▸ Records:
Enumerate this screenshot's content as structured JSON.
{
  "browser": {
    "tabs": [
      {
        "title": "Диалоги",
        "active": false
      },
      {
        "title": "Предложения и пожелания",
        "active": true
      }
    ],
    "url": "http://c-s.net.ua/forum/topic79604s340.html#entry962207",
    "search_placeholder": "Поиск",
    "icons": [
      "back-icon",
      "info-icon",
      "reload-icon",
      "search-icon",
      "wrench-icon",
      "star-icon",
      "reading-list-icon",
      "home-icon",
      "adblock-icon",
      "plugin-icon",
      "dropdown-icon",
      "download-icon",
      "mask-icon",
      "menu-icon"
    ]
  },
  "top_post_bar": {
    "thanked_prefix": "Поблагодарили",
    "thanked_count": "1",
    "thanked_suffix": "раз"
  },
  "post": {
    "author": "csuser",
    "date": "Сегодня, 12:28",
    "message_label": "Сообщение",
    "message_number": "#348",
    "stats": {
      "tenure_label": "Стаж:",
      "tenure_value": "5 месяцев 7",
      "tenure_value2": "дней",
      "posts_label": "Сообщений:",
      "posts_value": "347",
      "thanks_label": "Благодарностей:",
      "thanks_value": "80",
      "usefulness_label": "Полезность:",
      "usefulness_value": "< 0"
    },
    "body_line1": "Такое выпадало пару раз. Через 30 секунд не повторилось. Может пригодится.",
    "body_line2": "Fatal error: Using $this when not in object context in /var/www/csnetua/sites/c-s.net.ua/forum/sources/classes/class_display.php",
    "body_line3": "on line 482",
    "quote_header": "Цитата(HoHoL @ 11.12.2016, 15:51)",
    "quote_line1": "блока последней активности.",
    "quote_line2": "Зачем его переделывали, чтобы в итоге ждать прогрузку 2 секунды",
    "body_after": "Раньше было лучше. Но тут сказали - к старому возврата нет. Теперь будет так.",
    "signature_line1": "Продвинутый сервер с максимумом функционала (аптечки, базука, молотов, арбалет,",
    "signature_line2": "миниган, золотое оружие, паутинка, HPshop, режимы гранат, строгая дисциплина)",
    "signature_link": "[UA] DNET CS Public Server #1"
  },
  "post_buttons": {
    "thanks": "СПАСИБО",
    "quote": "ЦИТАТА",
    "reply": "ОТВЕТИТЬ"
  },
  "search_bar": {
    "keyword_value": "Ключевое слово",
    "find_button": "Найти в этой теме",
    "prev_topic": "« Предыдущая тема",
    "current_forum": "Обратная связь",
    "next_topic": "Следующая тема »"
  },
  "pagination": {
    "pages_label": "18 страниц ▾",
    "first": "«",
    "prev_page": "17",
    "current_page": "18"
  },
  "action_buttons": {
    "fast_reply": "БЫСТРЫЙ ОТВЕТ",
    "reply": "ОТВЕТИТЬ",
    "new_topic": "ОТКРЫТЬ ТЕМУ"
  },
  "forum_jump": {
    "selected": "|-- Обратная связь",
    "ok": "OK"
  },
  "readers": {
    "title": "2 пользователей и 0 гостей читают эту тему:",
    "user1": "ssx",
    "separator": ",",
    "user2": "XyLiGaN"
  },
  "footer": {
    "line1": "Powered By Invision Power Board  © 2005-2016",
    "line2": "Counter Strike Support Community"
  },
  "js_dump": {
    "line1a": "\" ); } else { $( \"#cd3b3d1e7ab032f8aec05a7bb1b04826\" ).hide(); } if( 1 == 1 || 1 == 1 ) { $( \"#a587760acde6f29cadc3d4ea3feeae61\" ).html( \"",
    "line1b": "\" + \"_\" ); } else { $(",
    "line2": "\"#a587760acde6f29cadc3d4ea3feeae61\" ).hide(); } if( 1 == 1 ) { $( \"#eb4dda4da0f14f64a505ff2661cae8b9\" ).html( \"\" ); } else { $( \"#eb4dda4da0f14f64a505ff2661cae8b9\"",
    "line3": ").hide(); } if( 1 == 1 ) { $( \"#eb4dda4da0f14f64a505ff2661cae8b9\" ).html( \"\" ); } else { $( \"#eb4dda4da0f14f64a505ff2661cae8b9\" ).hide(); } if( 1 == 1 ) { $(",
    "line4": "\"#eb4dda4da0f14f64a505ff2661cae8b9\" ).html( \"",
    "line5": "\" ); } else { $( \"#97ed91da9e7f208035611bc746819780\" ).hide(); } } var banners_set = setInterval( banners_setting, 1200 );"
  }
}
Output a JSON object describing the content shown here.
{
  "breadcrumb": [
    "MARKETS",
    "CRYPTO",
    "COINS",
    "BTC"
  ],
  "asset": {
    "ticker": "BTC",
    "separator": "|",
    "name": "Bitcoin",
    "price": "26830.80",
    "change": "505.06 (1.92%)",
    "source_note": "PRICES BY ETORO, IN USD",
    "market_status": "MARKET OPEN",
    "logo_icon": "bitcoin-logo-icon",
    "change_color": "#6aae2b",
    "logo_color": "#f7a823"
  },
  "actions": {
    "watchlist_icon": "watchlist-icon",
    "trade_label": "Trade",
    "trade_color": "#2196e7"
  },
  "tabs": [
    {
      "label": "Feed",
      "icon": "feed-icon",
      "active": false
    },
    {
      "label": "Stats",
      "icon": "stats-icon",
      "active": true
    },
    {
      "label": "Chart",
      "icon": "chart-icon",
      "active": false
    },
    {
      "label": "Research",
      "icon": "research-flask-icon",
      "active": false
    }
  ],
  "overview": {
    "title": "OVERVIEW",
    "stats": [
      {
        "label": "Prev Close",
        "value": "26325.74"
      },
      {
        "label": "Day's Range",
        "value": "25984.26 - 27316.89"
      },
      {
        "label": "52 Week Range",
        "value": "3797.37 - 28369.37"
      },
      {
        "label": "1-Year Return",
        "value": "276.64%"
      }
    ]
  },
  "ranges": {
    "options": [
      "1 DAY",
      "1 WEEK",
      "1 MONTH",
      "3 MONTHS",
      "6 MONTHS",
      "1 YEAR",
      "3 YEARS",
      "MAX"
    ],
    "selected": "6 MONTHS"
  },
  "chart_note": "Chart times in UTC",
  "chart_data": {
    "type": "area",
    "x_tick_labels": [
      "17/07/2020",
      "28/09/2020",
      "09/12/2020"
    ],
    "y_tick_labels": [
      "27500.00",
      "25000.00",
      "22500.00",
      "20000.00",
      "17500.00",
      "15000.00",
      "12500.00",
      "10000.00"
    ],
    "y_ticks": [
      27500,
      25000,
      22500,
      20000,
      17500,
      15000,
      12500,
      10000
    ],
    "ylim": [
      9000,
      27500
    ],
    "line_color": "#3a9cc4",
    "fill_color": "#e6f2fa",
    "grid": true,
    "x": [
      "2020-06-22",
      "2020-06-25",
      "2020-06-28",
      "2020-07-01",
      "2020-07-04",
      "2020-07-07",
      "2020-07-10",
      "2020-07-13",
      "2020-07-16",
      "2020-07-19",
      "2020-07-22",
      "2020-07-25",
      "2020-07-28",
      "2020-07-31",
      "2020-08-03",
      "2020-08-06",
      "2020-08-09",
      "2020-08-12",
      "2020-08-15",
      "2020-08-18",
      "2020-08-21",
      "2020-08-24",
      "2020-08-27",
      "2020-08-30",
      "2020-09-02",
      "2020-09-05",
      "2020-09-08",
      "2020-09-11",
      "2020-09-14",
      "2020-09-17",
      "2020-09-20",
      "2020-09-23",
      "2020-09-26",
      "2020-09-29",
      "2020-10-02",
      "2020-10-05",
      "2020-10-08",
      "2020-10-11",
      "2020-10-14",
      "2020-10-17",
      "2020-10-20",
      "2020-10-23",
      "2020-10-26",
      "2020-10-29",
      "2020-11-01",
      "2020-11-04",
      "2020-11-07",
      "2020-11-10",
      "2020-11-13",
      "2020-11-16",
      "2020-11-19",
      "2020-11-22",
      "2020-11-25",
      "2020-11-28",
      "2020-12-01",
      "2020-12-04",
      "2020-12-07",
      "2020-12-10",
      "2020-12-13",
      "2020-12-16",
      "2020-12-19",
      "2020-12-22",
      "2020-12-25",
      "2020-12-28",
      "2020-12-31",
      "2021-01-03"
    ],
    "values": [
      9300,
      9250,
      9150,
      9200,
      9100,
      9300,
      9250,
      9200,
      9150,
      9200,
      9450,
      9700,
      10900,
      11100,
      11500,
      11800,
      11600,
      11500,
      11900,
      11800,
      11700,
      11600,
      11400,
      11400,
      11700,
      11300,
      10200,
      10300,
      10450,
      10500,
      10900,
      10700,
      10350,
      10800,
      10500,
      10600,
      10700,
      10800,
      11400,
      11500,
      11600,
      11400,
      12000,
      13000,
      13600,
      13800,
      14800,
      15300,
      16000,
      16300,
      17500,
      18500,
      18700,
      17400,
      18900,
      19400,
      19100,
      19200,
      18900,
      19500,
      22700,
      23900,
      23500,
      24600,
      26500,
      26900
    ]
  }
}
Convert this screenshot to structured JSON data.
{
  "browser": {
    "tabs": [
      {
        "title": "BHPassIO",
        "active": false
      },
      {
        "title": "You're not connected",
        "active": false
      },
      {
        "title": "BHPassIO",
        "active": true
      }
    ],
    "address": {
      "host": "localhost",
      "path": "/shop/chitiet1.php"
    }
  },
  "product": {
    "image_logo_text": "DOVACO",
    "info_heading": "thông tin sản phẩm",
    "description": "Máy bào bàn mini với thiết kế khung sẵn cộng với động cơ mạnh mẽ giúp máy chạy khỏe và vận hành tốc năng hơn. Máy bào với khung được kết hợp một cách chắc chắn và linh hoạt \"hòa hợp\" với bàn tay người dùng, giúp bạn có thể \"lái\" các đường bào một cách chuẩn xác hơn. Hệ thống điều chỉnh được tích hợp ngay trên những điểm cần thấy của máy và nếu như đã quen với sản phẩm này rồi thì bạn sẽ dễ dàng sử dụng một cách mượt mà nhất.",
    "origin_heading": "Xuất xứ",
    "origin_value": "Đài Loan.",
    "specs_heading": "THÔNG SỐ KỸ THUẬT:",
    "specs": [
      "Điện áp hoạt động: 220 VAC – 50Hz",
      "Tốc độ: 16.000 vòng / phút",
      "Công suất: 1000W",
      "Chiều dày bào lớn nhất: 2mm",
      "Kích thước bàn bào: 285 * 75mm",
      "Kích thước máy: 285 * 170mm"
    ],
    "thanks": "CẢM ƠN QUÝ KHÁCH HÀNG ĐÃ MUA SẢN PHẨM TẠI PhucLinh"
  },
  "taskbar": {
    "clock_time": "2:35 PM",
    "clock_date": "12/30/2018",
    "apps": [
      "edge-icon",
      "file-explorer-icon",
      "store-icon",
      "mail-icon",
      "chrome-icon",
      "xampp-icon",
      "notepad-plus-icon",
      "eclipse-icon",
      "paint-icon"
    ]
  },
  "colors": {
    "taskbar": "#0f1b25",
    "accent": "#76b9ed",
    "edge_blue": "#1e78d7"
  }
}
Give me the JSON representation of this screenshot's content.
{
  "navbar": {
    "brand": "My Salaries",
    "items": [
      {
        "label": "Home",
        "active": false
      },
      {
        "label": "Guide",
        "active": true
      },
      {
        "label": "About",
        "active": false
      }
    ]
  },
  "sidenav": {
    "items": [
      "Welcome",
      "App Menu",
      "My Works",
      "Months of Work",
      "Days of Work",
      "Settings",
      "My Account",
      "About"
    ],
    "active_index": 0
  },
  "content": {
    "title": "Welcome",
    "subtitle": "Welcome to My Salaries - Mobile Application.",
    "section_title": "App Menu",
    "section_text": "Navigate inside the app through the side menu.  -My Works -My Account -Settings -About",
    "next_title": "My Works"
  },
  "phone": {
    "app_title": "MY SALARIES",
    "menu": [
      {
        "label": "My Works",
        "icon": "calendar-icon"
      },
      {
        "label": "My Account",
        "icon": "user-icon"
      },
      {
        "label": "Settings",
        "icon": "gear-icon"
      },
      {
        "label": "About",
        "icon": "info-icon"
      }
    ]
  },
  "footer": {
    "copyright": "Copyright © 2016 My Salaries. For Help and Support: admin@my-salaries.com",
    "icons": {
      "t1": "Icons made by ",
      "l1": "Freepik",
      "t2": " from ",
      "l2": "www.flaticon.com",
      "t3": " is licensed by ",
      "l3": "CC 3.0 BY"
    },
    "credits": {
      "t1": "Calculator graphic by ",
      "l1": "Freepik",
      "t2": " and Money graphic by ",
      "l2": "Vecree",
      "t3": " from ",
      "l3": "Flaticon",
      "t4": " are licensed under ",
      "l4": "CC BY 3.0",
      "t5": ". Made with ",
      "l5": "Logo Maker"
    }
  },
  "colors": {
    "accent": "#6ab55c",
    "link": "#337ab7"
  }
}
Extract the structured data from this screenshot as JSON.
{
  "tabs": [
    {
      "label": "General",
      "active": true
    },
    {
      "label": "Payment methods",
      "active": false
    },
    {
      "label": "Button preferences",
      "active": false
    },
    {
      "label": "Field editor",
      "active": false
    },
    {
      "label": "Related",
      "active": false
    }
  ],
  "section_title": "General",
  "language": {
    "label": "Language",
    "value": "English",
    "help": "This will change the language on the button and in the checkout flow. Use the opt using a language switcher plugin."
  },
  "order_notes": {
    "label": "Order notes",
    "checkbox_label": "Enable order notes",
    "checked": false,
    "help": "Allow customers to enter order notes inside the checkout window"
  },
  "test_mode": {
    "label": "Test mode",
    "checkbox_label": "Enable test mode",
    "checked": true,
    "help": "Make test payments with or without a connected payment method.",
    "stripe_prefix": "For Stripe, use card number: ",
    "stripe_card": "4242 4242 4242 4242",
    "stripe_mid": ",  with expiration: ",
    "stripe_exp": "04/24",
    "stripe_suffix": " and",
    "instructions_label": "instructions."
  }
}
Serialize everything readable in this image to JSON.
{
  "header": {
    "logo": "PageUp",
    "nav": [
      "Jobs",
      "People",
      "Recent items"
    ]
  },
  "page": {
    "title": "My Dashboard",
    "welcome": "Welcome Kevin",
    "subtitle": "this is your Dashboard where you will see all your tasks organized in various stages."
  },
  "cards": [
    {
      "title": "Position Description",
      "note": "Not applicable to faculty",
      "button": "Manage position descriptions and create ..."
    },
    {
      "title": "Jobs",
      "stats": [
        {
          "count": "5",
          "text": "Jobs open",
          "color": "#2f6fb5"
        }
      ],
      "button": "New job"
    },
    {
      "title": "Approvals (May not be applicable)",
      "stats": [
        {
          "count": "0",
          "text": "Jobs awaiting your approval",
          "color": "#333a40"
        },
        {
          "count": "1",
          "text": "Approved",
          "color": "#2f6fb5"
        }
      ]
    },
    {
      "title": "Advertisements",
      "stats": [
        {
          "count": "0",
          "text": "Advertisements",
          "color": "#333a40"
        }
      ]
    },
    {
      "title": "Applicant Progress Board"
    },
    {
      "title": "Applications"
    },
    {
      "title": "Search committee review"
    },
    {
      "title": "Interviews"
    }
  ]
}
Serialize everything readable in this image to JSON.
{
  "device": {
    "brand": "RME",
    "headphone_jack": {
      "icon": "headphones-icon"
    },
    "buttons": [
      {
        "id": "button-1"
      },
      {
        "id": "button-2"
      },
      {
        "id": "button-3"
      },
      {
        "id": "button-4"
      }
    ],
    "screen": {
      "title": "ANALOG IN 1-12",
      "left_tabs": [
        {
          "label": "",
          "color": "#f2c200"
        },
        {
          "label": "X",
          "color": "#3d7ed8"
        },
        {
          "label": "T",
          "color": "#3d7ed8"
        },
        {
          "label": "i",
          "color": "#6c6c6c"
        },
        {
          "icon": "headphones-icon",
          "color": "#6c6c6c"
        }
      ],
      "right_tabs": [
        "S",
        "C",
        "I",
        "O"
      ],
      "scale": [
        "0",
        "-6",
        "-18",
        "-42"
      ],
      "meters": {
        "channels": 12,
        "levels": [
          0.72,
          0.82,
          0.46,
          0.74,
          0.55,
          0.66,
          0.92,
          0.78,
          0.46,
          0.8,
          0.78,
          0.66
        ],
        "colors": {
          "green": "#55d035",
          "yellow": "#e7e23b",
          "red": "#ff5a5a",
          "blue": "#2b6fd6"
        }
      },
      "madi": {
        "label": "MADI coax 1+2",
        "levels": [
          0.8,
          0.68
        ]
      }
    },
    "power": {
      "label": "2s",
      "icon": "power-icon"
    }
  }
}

▸ Task description: State the count of lines with the word "connected" in them, and write nothing else.

▸ Response to the task: 2